Figure contents as structured data:
• • • • • • •

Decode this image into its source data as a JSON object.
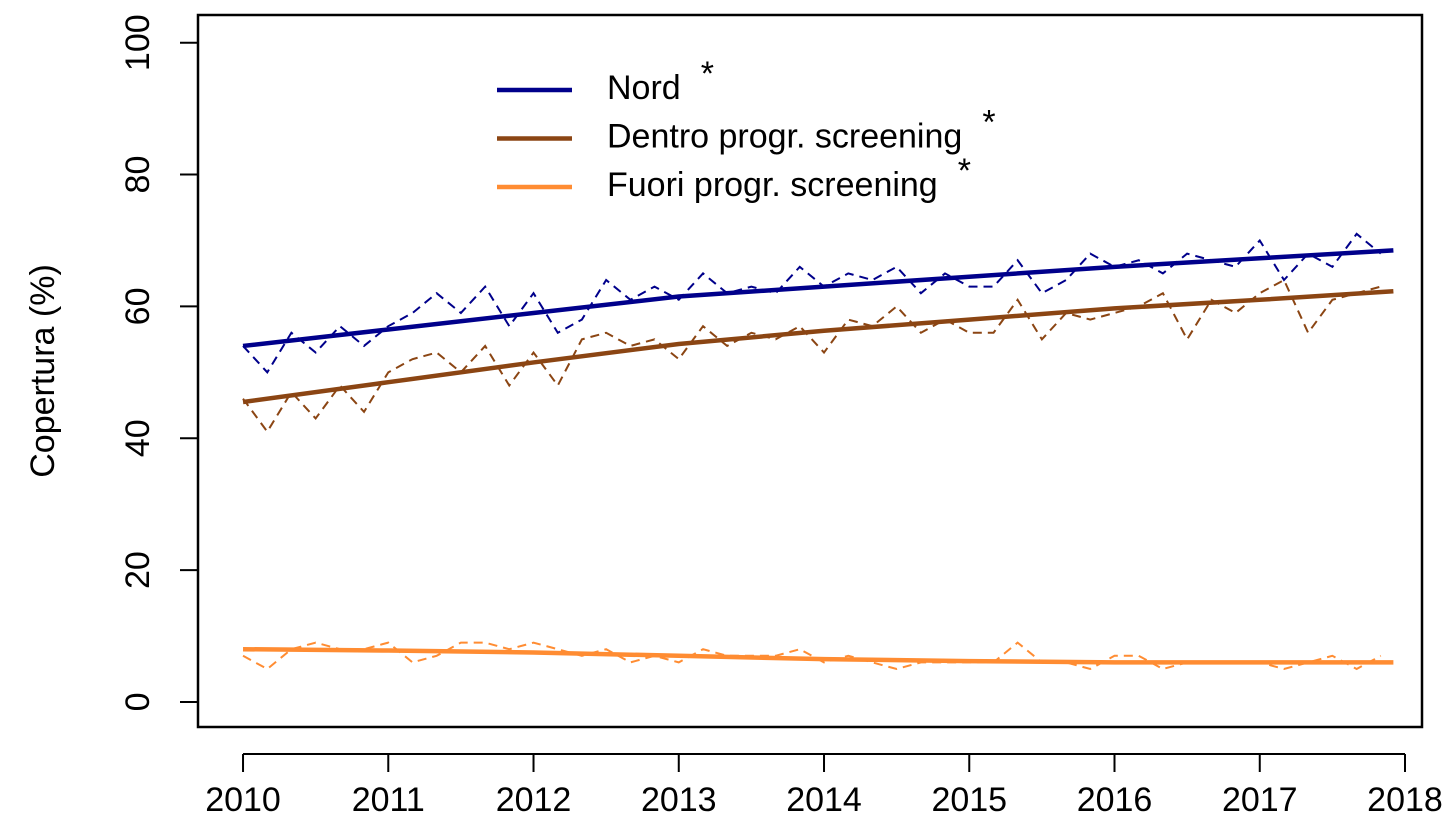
{
  "chart_data": {
    "type": "line",
    "y_label": "Copertura (%)",
    "xlim": [
      2009.69,
      2018.117
    ],
    "ylim": [
      -3.8,
      104.2
    ],
    "xticks": [
      2010,
      2011,
      2012,
      2013,
      2014,
      2015,
      2016,
      2017,
      2018
    ],
    "yticks": [
      0,
      20,
      40,
      60,
      80,
      100
    ],
    "legend": "top",
    "x": [
      2010,
      2010.167,
      2010.333,
      2010.5,
      2010.667,
      2010.833,
      2011,
      2011.167,
      2011.333,
      2011.5,
      2011.667,
      2011.833,
      2012,
      2012.167,
      2012.333,
      2012.5,
      2012.667,
      2012.833,
      2013,
      2013.167,
      2013.333,
      2013.5,
      2013.667,
      2013.833,
      2014,
      2014.167,
      2014.333,
      2014.5,
      2014.667,
      2014.833,
      2015,
      2015.167,
      2015.333,
      2015.5,
      2015.667,
      2015.833,
      2016,
      2016.167,
      2016.333,
      2016.5,
      2016.667,
      2016.833,
      2017,
      2017.167,
      2017.333,
      2017.5,
      2017.667,
      2017.833
    ],
    "trend_x": [
      2010,
      2011,
      2012,
      2013,
      2014,
      2015,
      2016,
      2017,
      2017.92
    ],
    "series": [
      {
        "name": "Nord",
        "significance": "*",
        "color": "#00008b",
        "values": [
          54,
          50,
          56,
          53,
          57,
          54,
          57,
          59,
          62,
          59,
          63,
          57,
          62,
          56,
          58,
          64,
          61,
          63,
          61,
          65,
          62,
          63,
          62,
          66,
          63,
          65,
          64,
          66,
          62,
          65,
          63,
          63,
          67,
          62,
          64,
          68,
          66,
          67,
          65,
          68,
          67,
          66,
          70,
          64,
          68,
          66,
          71,
          68
        ],
        "trend": [
          54,
          56.5,
          59,
          61.5,
          63,
          64.5,
          66,
          67.3,
          68.5
        ]
      },
      {
        "name": "Dentro progr. screening",
        "significance": "*",
        "color": "#8b4513",
        "values": [
          46,
          41,
          47,
          43,
          48,
          44,
          50,
          52,
          53,
          50,
          54,
          48,
          53,
          48,
          55,
          56,
          54,
          55,
          52,
          57,
          54,
          56,
          55,
          57,
          53,
          58,
          57,
          60,
          56,
          58,
          56,
          56,
          61,
          55,
          59,
          58,
          59,
          60,
          62,
          55,
          61,
          59,
          62,
          64,
          56,
          61,
          62,
          63
        ],
        "trend": [
          45.5,
          48.5,
          51.5,
          54.3,
          56.3,
          58,
          59.7,
          61,
          62.3
        ]
      },
      {
        "name": "Fuori progr. screening",
        "significance": "*",
        "color": "#ff8c32",
        "values": [
          7,
          5,
          8,
          9,
          8,
          8,
          9,
          6,
          7,
          9,
          9,
          8,
          9,
          8,
          7,
          8,
          6,
          7,
          6,
          8,
          7,
          7,
          7,
          8,
          6,
          7,
          6,
          5,
          6,
          6,
          6,
          6,
          9,
          6,
          6,
          5,
          7,
          7,
          5,
          6,
          6,
          6,
          6,
          5,
          6,
          7,
          5,
          7
        ],
        "trend": [
          8,
          7.8,
          7.5,
          7,
          6.5,
          6.2,
          6,
          6,
          6
        ]
      }
    ]
  }
}
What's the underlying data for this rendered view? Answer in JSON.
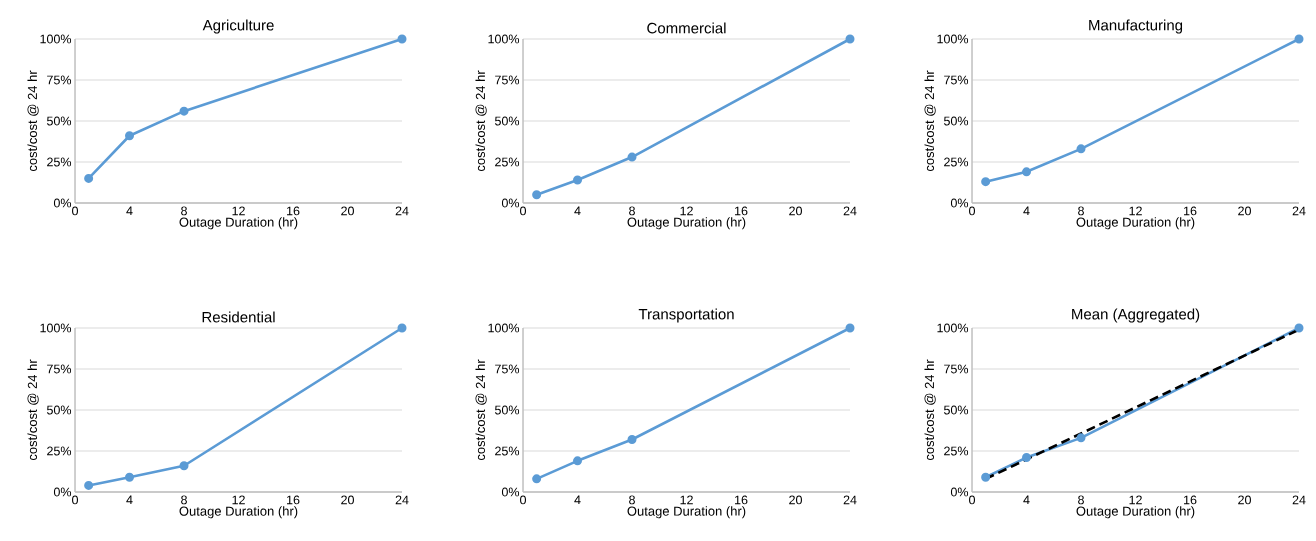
{
  "chart_data": [
    {
      "type": "line",
      "title": "Agriculture",
      "xlabel": "Outage Duration (hr)",
      "ylabel": "cost/cost @ 24 hr",
      "x": [
        1,
        4,
        8,
        24
      ],
      "xlim": [
        0,
        24
      ],
      "xticks": [
        0,
        4,
        8,
        12,
        16,
        20,
        24
      ],
      "ylim": [
        0,
        100
      ],
      "yticks": [
        {
          "value": 0,
          "label": "0%"
        },
        {
          "value": 25,
          "label": "25%"
        },
        {
          "value": 50,
          "label": "50%"
        },
        {
          "value": 75,
          "label": "75%"
        },
        {
          "value": 100,
          "label": "100%"
        }
      ],
      "grid": "y",
      "marker": "circle",
      "series": [
        {
          "color": "#5b9bd5",
          "values": [
            15,
            41,
            56,
            100
          ]
        }
      ]
    },
    {
      "type": "line",
      "title": "Commercial",
      "xlabel": "Outage Duration (hr)",
      "ylabel": "cost/cost @ 24 hr",
      "x": [
        1,
        4,
        8,
        24
      ],
      "xlim": [
        0,
        24
      ],
      "xticks": [
        0,
        4,
        8,
        12,
        16,
        20,
        24
      ],
      "ylim": [
        0,
        100
      ],
      "yticks": [
        {
          "value": 0,
          "label": "0%"
        },
        {
          "value": 25,
          "label": "25%"
        },
        {
          "value": 50,
          "label": "50%"
        },
        {
          "value": 75,
          "label": "75%"
        },
        {
          "value": 100,
          "label": "100%"
        }
      ],
      "grid": "y",
      "marker": "circle",
      "series": [
        {
          "color": "#5b9bd5",
          "values": [
            5,
            14,
            28,
            100
          ]
        }
      ]
    },
    {
      "type": "line",
      "title": "Manufacturing",
      "xlabel": "Outage Duration (hr)",
      "ylabel": "cost/cost @ 24 hr",
      "x": [
        1,
        4,
        8,
        24
      ],
      "xlim": [
        0,
        24
      ],
      "xticks": [
        0,
        4,
        8,
        12,
        16,
        20,
        24
      ],
      "ylim": [
        0,
        100
      ],
      "yticks": [
        {
          "value": 0,
          "label": "0%"
        },
        {
          "value": 25,
          "label": "25%"
        },
        {
          "value": 50,
          "label": "50%"
        },
        {
          "value": 75,
          "label": "75%"
        },
        {
          "value": 100,
          "label": "100%"
        }
      ],
      "grid": "y",
      "marker": "circle",
      "series": [
        {
          "color": "#5b9bd5",
          "values": [
            13,
            19,
            33,
            100
          ]
        }
      ]
    },
    {
      "type": "line",
      "title": "Residential",
      "xlabel": "Outage Duration (hr)",
      "ylabel": "cost/cost @ 24 hr",
      "x": [
        1,
        4,
        8,
        24
      ],
      "xlim": [
        0,
        24
      ],
      "xticks": [
        0,
        4,
        8,
        12,
        16,
        20,
        24
      ],
      "ylim": [
        0,
        100
      ],
      "yticks": [
        {
          "value": 0,
          "label": "0%"
        },
        {
          "value": 25,
          "label": "25%"
        },
        {
          "value": 50,
          "label": "50%"
        },
        {
          "value": 75,
          "label": "75%"
        },
        {
          "value": 100,
          "label": "100%"
        }
      ],
      "grid": "y",
      "marker": "circle",
      "series": [
        {
          "color": "#5b9bd5",
          "values": [
            4,
            9,
            16,
            100
          ]
        }
      ]
    },
    {
      "type": "line",
      "title": "Transportation",
      "xlabel": "Outage Duration (hr)",
      "ylabel": "cost/cost @ 24 hr",
      "x": [
        1,
        4,
        8,
        24
      ],
      "xlim": [
        0,
        24
      ],
      "xticks": [
        0,
        4,
        8,
        12,
        16,
        20,
        24
      ],
      "ylim": [
        0,
        100
      ],
      "yticks": [
        {
          "value": 0,
          "label": "0%"
        },
        {
          "value": 25,
          "label": "25%"
        },
        {
          "value": 50,
          "label": "50%"
        },
        {
          "value": 75,
          "label": "75%"
        },
        {
          "value": 100,
          "label": "100%"
        }
      ],
      "grid": "y",
      "marker": "circle",
      "series": [
        {
          "color": "#5b9bd5",
          "values": [
            8,
            19,
            32,
            100
          ]
        }
      ]
    },
    {
      "type": "line",
      "title": "Mean (Aggregated)",
      "xlabel": "Outage Duration (hr)",
      "ylabel": "cost/cost @ 24 hr",
      "x": [
        1,
        4,
        8,
        24
      ],
      "xlim": [
        0,
        24
      ],
      "xticks": [
        0,
        4,
        8,
        12,
        16,
        20,
        24
      ],
      "ylim": [
        0,
        100
      ],
      "yticks": [
        {
          "value": 0,
          "label": "0%"
        },
        {
          "value": 25,
          "label": "25%"
        },
        {
          "value": 50,
          "label": "50%"
        },
        {
          "value": 75,
          "label": "75%"
        },
        {
          "value": 100,
          "label": "100%"
        }
      ],
      "grid": "y",
      "marker": "circle",
      "series": [
        {
          "color": "#5b9bd5",
          "values": [
            9,
            21,
            33,
            100
          ]
        },
        {
          "type": "line",
          "color": "#000000",
          "x": [
            1,
            24
          ],
          "values": [
            8,
            99
          ],
          "marker": "none",
          "line_style": "dashed"
        }
      ]
    }
  ]
}
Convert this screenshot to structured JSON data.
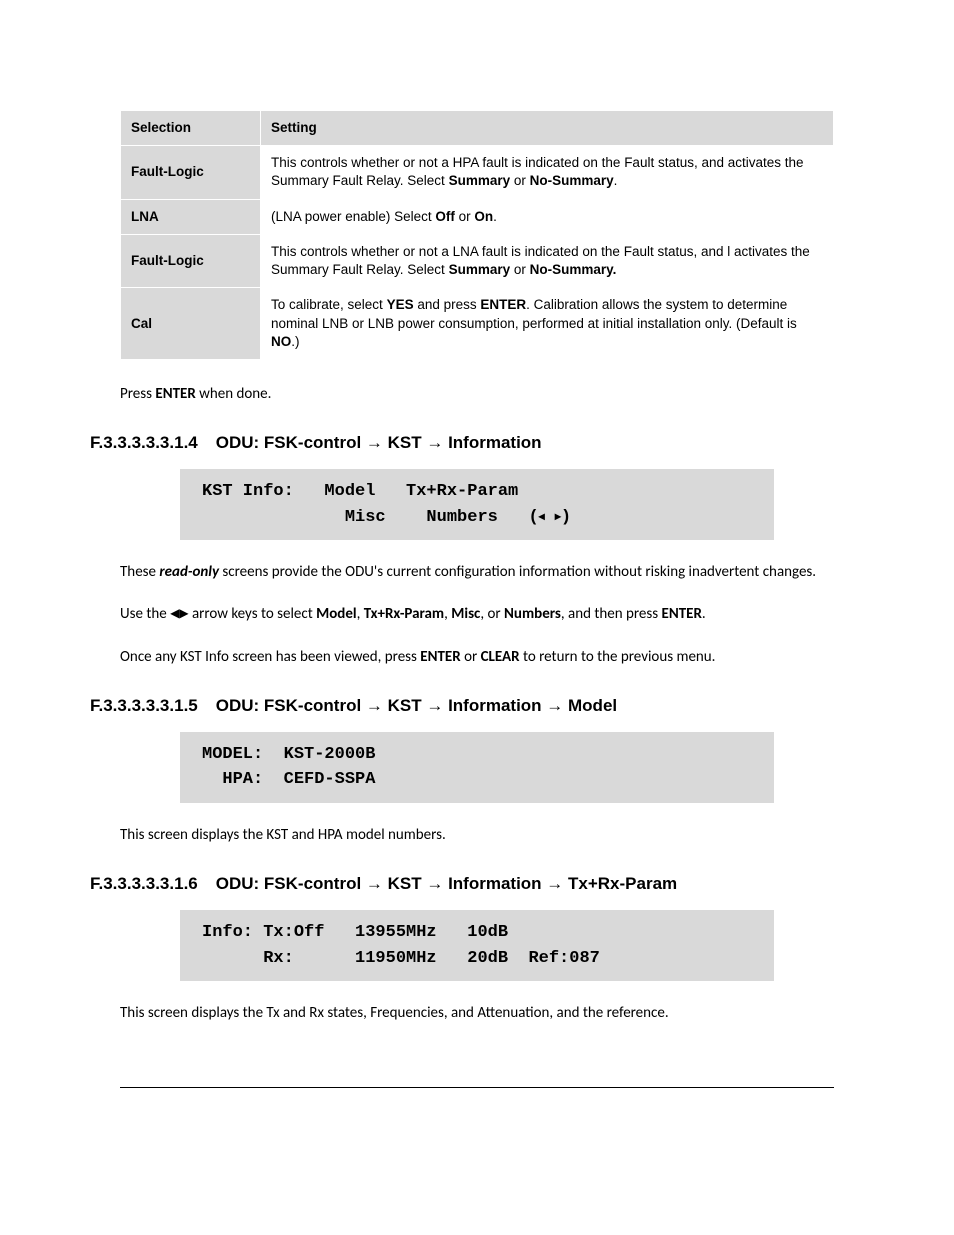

• • • • • • •

Set exercise
Establish how many lines of the records contain the string "screening" and state that number without elaboration.

Output of the exercise
2